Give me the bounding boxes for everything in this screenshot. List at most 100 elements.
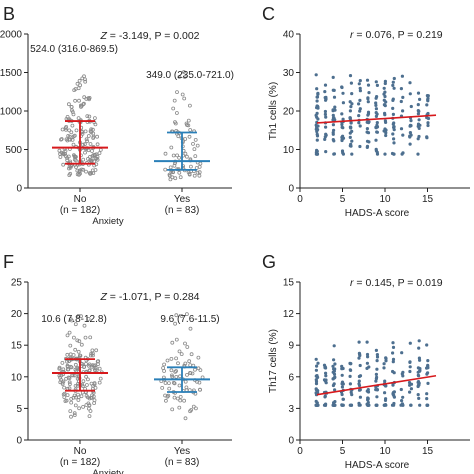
data-point bbox=[382, 86, 386, 90]
data-point bbox=[73, 155, 77, 160]
data-point bbox=[348, 116, 352, 120]
data-point bbox=[416, 103, 420, 107]
data-point bbox=[349, 121, 353, 125]
data-point bbox=[332, 401, 336, 405]
data-point bbox=[366, 400, 370, 405]
stat-annotation: r = 0.145, P = 0.019 bbox=[350, 277, 443, 289]
data-point bbox=[170, 407, 175, 412]
data-point bbox=[176, 361, 180, 366]
data-point bbox=[175, 90, 179, 94]
data-point bbox=[425, 366, 429, 370]
data-point bbox=[65, 158, 70, 163]
category-n-label: (n = 182) bbox=[60, 205, 100, 216]
data-point bbox=[58, 380, 63, 385]
data-point bbox=[162, 362, 167, 367]
x-tick-label: 15 bbox=[422, 194, 434, 205]
data-point bbox=[366, 97, 370, 101]
data-point bbox=[357, 121, 361, 125]
y-tick-label: 25 bbox=[11, 278, 23, 289]
data-point bbox=[340, 125, 344, 129]
data-point bbox=[84, 137, 89, 142]
data-point bbox=[426, 363, 430, 367]
data-point bbox=[79, 105, 83, 109]
data-point bbox=[198, 387, 202, 392]
data-point bbox=[193, 154, 198, 159]
data-point bbox=[341, 403, 345, 407]
data-point bbox=[358, 144, 362, 149]
y-tick-label: 3 bbox=[288, 404, 294, 415]
data-point bbox=[425, 116, 429, 120]
data-point bbox=[365, 120, 369, 124]
data-point bbox=[349, 105, 353, 109]
data-point bbox=[191, 141, 195, 146]
data-point bbox=[331, 123, 335, 127]
data-point bbox=[75, 365, 80, 370]
data-point bbox=[169, 368, 174, 373]
x-tick-label: 10 bbox=[379, 446, 391, 457]
data-point bbox=[174, 111, 179, 115]
data-point bbox=[58, 152, 62, 156]
data-point bbox=[86, 316, 91, 321]
data-point bbox=[375, 121, 379, 125]
data-point bbox=[63, 151, 67, 156]
data-point bbox=[365, 361, 369, 365]
data-point bbox=[61, 162, 66, 167]
data-point bbox=[62, 395, 67, 400]
data-point bbox=[172, 381, 177, 386]
data-point bbox=[76, 349, 81, 354]
data-point bbox=[417, 356, 421, 360]
data-point bbox=[183, 361, 188, 366]
data-point bbox=[74, 165, 78, 169]
data-point bbox=[178, 175, 183, 180]
data-point bbox=[409, 119, 413, 123]
data-point bbox=[65, 393, 70, 398]
data-point bbox=[69, 318, 74, 323]
data-point bbox=[409, 133, 413, 137]
data-point bbox=[409, 403, 413, 407]
data-point bbox=[183, 379, 188, 384]
data-point bbox=[86, 377, 90, 382]
data-point bbox=[95, 134, 99, 139]
data-point bbox=[177, 75, 182, 79]
data-point bbox=[408, 124, 412, 128]
panel-f: F 0 5 10 15 20 25 Z = -1.071, P = 0.284 10.6 (7.… bbox=[3, 252, 232, 474]
data-point bbox=[83, 150, 87, 155]
data-point bbox=[85, 139, 89, 144]
data-point bbox=[98, 147, 103, 152]
data-point bbox=[341, 91, 345, 95]
panel-g: G 0 3 6 9 12 15 0 5 10 15 Th17 cells (%) HADS-A scor… bbox=[262, 252, 470, 471]
data-point bbox=[173, 121, 178, 126]
data-point bbox=[382, 98, 386, 102]
data-point bbox=[79, 342, 84, 347]
data-point bbox=[88, 335, 93, 340]
data-point bbox=[89, 353, 93, 358]
data-point bbox=[314, 357, 318, 361]
data-point bbox=[77, 169, 82, 174]
data-point bbox=[76, 86, 81, 91]
data-point bbox=[70, 123, 75, 128]
data-point bbox=[331, 132, 335, 136]
data-point bbox=[426, 359, 430, 363]
data-point bbox=[416, 91, 421, 95]
y-axis-label: Th17 cells (%) bbox=[268, 329, 279, 393]
data-point bbox=[365, 389, 369, 393]
data-point bbox=[314, 388, 318, 392]
data-point bbox=[375, 95, 379, 99]
data-point bbox=[408, 131, 412, 135]
data-point bbox=[384, 359, 388, 363]
data-point bbox=[417, 134, 421, 139]
data-point bbox=[358, 98, 362, 102]
data-point bbox=[92, 398, 97, 403]
data-point bbox=[392, 371, 396, 375]
data-point bbox=[358, 109, 362, 113]
data-point bbox=[79, 167, 84, 172]
data-point bbox=[391, 112, 395, 116]
data-point bbox=[195, 170, 200, 175]
data-point bbox=[165, 358, 170, 363]
data-point bbox=[57, 148, 62, 153]
y-axis-label: Th1 cells (%) bbox=[268, 82, 279, 140]
data-point bbox=[73, 87, 78, 91]
data-point bbox=[375, 353, 379, 357]
data-point bbox=[84, 403, 89, 407]
data-point bbox=[315, 132, 319, 136]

· · · · ·

■ TASK DESCRIPTION ■
Transcribe the listing exactly; skip the pictures.

■ RESPONSE TO THIS TASK ■
Give me the bounding boxes for everything in this screenshot. List at most 100 elements.
data-point bbox=[382, 86, 386, 90]
data-point bbox=[73, 155, 77, 160]
data-point bbox=[348, 116, 352, 120]
data-point bbox=[416, 103, 420, 107]
data-point bbox=[349, 121, 353, 125]
data-point bbox=[332, 401, 336, 405]
data-point bbox=[366, 400, 370, 405]
stat-annotation: r = 0.145, P = 0.019 bbox=[350, 277, 443, 289]
data-point bbox=[170, 407, 175, 412]
data-point bbox=[176, 361, 180, 366]
data-point bbox=[175, 90, 179, 94]
data-point bbox=[425, 366, 429, 370]
data-point bbox=[65, 158, 70, 163]
category-n-label: (n = 182) bbox=[60, 205, 100, 216]
data-point bbox=[58, 380, 63, 385]
data-point bbox=[162, 362, 167, 367]
x-tick-label: 15 bbox=[422, 194, 434, 205]
data-point bbox=[366, 97, 370, 101]
data-point bbox=[357, 121, 361, 125]
y-tick-label: 25 bbox=[11, 278, 23, 289]
data-point bbox=[340, 125, 344, 129]
data-point bbox=[84, 137, 89, 142]
data-point bbox=[426, 363, 430, 367]
data-point bbox=[79, 105, 83, 109]
data-point bbox=[198, 387, 202, 392]
data-point bbox=[193, 154, 198, 159]
data-point bbox=[341, 403, 345, 407]
data-point bbox=[358, 144, 362, 149]
y-tick-label: 3 bbox=[288, 404, 294, 415]
data-point bbox=[425, 116, 429, 120]
data-point bbox=[365, 120, 369, 124]
data-point bbox=[349, 105, 353, 109]
data-point bbox=[191, 141, 195, 146]
data-point bbox=[331, 123, 335, 127]
data-point bbox=[75, 365, 80, 370]
data-point bbox=[169, 368, 174, 373]
x-tick-label: 10 bbox=[379, 446, 391, 457]
data-point bbox=[174, 111, 179, 115]
data-point bbox=[58, 152, 62, 156]
data-point bbox=[86, 316, 91, 321]
data-point bbox=[375, 121, 379, 125]
data-point bbox=[63, 151, 67, 156]
data-point bbox=[365, 361, 369, 365]
data-point bbox=[61, 162, 66, 167]
data-point bbox=[62, 395, 67, 400]
data-point bbox=[172, 381, 177, 386]
data-point bbox=[76, 349, 81, 354]
data-point bbox=[417, 356, 421, 360]
data-point bbox=[183, 361, 188, 366]
data-point bbox=[74, 165, 78, 169]
data-point bbox=[178, 175, 183, 180]
data-point bbox=[409, 119, 413, 123]
data-point bbox=[65, 393, 70, 398]
data-point bbox=[69, 318, 74, 323]
data-point bbox=[409, 133, 413, 137]
data-point bbox=[409, 403, 413, 407]
data-point bbox=[183, 379, 188, 384]
data-point bbox=[86, 377, 90, 382]
data-point bbox=[95, 134, 99, 139]
data-point bbox=[177, 75, 182, 79]
data-point bbox=[408, 124, 412, 128]
panel-f: F 0 5 10 15 20 25 Z = -1.071, P = 0.284 10.6 (7.… bbox=[3, 252, 232, 474]
data-point bbox=[83, 150, 87, 155]
data-point bbox=[85, 139, 89, 144]
data-point bbox=[98, 147, 103, 152]
data-point bbox=[341, 91, 345, 95]
panel-g: G 0 3 6 9 12 15 0 5 10 15 Th17 cells (%) HADS-A scor… bbox=[262, 252, 470, 471]
data-point bbox=[173, 121, 178, 126]
data-point bbox=[382, 98, 386, 102]
data-point bbox=[79, 342, 84, 347]
data-point bbox=[88, 335, 93, 340]
data-point bbox=[89, 353, 93, 358]
data-point bbox=[314, 357, 318, 361]
data-point bbox=[77, 169, 82, 174]
data-point bbox=[76, 86, 81, 91]
data-point bbox=[70, 123, 75, 128]
data-point bbox=[331, 132, 335, 136]
data-point bbox=[426, 359, 430, 363]
data-point bbox=[416, 91, 421, 95]
y-axis-label: Th17 cells (%) bbox=[268, 329, 279, 393]
data-point bbox=[365, 389, 369, 393]
data-point bbox=[314, 388, 318, 392]
data-point bbox=[375, 95, 379, 99]
data-point bbox=[408, 131, 412, 135]
data-point bbox=[384, 359, 388, 363]
data-point bbox=[417, 134, 421, 139]
data-point bbox=[358, 98, 362, 102]
data-point bbox=[92, 398, 97, 403]
data-point bbox=[392, 371, 396, 375]
data-point bbox=[358, 109, 362, 113]
data-point bbox=[79, 167, 84, 172]
data-point bbox=[391, 112, 395, 116]
data-point bbox=[195, 170, 200, 175]
data-point bbox=[165, 358, 170, 363]
data-point bbox=[57, 148, 62, 153]
y-axis-label: Th1 cells (%) bbox=[268, 82, 279, 140]
data-point bbox=[73, 87, 78, 91]
data-point bbox=[375, 353, 379, 357]
data-point bbox=[84, 403, 89, 407]
data-point bbox=[315, 132, 319, 136]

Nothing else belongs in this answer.